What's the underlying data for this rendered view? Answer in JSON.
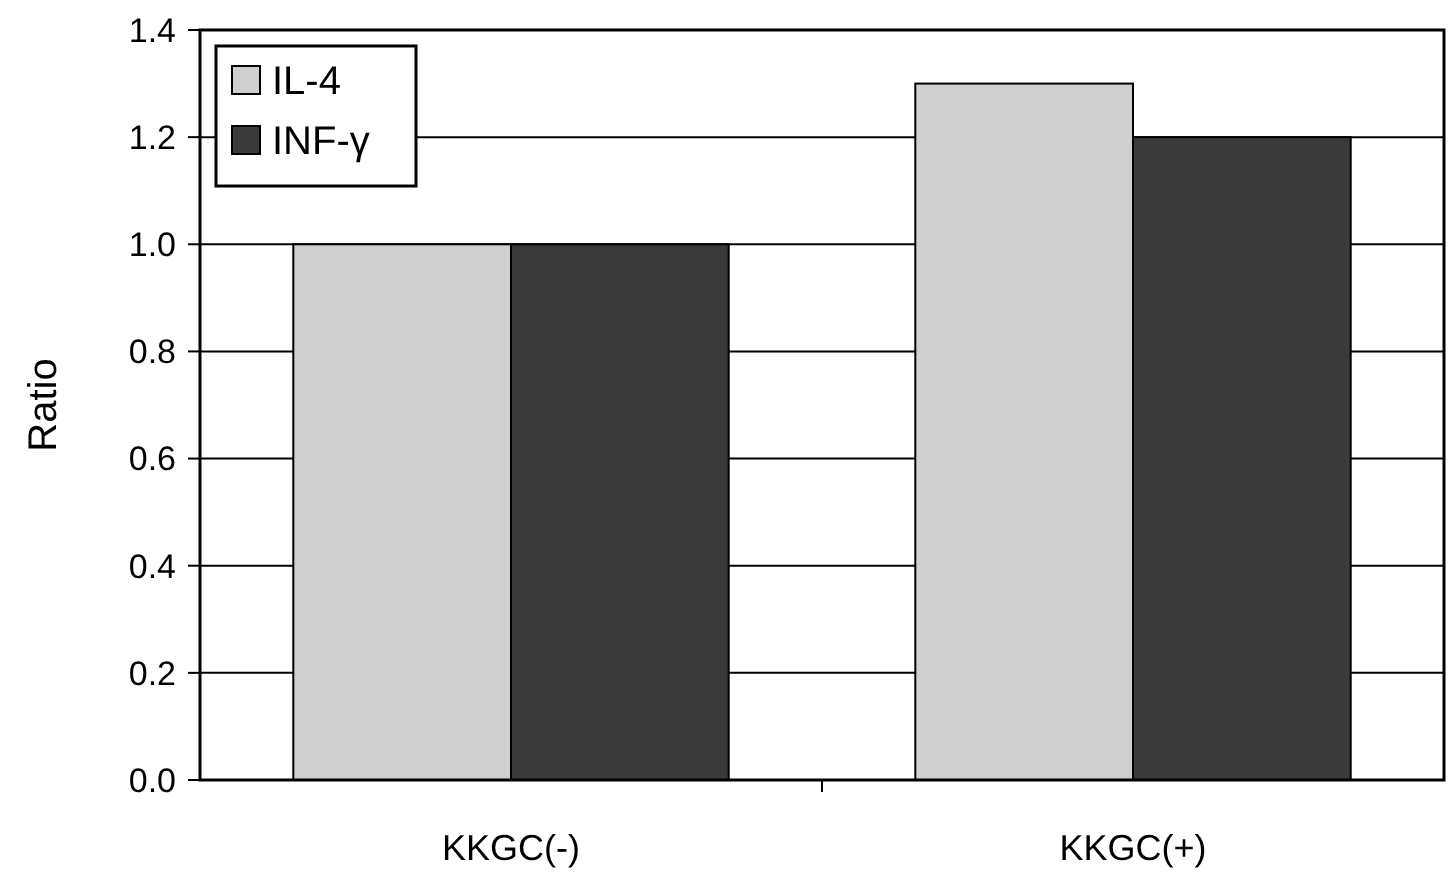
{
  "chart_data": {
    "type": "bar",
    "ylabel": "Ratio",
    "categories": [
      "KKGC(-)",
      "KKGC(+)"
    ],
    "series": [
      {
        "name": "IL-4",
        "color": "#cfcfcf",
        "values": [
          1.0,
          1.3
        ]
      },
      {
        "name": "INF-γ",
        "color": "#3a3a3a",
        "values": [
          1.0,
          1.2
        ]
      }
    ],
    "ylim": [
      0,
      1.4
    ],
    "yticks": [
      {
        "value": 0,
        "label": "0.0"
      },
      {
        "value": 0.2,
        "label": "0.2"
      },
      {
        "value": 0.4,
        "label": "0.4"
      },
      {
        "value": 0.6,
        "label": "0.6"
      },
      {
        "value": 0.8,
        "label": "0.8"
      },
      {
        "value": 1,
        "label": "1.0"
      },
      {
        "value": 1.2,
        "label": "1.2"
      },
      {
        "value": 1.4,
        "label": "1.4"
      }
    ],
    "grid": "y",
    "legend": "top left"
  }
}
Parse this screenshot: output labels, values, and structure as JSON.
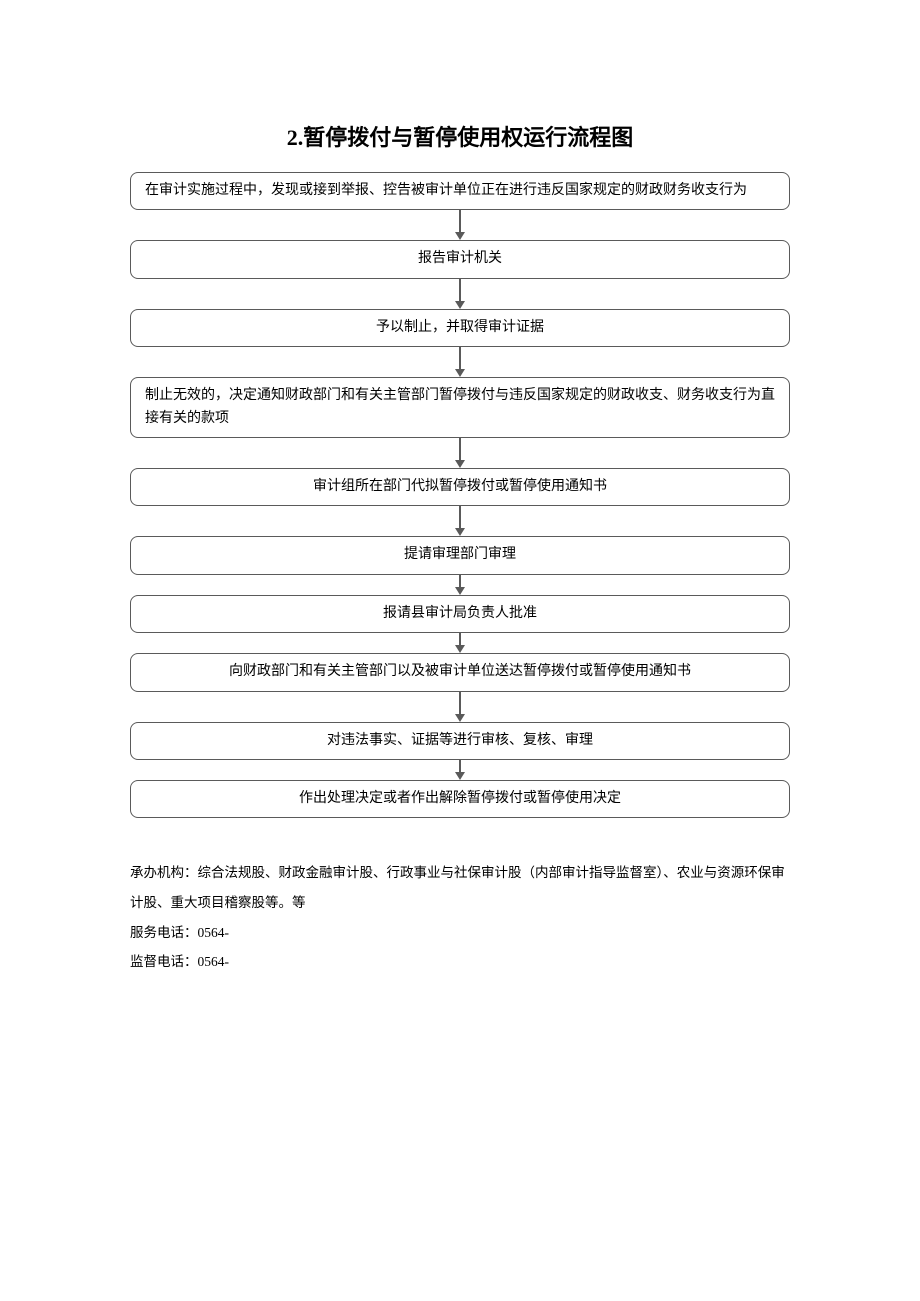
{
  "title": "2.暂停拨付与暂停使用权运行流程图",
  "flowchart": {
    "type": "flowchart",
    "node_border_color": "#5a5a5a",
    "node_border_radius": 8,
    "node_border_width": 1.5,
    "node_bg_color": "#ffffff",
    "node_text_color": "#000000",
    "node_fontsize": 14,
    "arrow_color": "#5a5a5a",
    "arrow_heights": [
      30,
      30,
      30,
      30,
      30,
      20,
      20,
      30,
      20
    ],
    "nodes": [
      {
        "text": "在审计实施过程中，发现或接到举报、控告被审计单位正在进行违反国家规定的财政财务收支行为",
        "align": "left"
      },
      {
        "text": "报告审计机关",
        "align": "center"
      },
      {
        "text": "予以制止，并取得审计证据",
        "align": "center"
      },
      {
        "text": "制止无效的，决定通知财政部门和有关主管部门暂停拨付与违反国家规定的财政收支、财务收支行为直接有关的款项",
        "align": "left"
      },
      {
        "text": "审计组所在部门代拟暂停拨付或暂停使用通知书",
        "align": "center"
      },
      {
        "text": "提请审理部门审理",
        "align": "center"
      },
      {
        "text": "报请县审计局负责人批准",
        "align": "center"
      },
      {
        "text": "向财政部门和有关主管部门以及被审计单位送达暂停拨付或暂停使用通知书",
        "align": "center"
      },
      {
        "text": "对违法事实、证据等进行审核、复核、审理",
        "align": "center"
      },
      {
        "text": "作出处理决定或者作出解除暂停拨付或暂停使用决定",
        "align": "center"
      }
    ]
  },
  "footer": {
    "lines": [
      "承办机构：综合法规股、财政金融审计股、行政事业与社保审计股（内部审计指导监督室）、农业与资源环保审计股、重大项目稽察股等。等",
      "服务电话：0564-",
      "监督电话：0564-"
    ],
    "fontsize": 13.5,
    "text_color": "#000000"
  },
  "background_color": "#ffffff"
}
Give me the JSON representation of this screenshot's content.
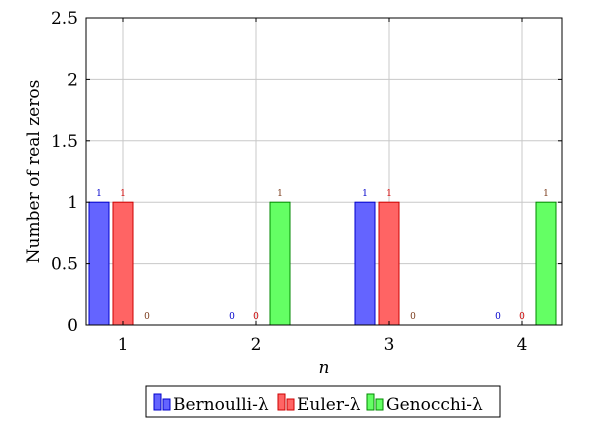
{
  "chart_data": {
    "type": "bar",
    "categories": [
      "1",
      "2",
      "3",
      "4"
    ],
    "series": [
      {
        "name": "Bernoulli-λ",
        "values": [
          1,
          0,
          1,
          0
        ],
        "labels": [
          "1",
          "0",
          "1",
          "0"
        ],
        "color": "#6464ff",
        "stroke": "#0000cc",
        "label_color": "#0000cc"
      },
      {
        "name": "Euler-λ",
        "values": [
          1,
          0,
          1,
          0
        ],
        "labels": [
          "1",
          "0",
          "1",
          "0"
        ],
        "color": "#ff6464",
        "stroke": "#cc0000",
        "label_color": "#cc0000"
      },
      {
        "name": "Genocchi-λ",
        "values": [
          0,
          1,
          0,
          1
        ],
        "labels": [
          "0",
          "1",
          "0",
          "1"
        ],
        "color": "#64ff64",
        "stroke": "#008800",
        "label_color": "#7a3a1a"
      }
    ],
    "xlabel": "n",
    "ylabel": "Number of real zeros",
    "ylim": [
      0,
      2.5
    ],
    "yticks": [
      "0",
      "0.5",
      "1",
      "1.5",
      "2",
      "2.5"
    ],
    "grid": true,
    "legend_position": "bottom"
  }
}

════════════════

# Goal of the exercise
Take every line from the records above that has the word "screenshot" and copy it.

# Reply
Parse this screenshot: output labels, values, and structure as JSON.
Give me the JSON representation of this screenshot's content.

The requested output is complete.